Count how many lines below contain the word "values", then give that number alone.

- - - -

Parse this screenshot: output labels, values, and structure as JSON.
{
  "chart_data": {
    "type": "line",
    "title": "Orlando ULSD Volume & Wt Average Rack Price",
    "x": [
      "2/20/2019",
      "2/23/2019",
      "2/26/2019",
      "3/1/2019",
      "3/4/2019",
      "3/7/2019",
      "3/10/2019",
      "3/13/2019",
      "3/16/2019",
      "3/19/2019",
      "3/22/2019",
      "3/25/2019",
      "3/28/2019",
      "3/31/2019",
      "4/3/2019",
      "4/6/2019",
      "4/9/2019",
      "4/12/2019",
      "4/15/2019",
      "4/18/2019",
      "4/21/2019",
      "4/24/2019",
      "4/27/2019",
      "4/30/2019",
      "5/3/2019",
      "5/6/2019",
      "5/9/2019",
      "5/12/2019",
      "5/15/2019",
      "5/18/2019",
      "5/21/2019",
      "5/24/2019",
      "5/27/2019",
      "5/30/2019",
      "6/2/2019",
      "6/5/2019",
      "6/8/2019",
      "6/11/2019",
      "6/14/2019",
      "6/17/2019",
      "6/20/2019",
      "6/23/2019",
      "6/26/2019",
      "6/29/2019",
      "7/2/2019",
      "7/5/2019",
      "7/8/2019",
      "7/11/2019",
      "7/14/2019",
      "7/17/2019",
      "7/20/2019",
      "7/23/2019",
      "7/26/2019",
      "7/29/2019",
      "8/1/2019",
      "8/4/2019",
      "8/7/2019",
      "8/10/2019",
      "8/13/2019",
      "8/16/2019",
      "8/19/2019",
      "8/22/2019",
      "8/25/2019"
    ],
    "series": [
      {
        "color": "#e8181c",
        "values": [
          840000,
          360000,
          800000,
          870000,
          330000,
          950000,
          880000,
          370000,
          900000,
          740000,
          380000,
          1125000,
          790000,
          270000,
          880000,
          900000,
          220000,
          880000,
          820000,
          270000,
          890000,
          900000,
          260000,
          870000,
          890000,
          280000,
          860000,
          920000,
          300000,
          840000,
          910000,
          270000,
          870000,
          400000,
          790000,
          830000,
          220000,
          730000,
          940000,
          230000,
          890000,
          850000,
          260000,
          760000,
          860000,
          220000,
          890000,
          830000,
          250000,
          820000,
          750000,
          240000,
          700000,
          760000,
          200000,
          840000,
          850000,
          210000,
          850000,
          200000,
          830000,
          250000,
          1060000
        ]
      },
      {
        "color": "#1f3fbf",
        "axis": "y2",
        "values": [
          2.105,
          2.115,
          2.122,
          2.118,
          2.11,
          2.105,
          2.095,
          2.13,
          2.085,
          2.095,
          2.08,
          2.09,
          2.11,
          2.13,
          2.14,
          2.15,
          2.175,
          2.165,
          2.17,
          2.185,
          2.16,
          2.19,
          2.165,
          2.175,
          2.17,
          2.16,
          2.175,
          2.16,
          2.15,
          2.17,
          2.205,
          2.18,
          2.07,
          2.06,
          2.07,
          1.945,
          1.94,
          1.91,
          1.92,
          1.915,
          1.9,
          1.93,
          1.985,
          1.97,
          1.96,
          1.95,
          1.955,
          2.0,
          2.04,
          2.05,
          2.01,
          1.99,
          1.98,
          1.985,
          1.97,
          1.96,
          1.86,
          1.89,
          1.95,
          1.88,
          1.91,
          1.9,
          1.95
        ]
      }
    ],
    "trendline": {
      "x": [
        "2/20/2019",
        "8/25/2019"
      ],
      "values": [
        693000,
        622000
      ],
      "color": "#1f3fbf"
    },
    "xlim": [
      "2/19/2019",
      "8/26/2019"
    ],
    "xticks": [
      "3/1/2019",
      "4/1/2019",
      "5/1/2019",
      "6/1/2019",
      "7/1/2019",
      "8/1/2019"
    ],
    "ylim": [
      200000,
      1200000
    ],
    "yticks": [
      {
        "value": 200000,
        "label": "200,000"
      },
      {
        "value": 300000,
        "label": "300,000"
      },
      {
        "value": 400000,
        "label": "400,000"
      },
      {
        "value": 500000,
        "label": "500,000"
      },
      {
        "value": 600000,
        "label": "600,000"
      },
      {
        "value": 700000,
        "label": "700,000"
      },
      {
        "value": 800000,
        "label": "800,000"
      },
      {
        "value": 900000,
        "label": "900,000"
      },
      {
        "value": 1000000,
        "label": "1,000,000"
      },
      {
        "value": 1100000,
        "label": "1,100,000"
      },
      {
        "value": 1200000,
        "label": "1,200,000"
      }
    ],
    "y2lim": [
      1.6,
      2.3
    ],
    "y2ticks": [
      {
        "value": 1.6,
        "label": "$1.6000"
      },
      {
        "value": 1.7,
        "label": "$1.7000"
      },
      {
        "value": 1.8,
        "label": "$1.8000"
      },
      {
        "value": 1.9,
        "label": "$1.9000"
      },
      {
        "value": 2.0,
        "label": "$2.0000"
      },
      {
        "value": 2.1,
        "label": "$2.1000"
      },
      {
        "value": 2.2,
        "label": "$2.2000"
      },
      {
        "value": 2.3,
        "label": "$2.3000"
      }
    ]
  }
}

- - - -

# Correct answer
4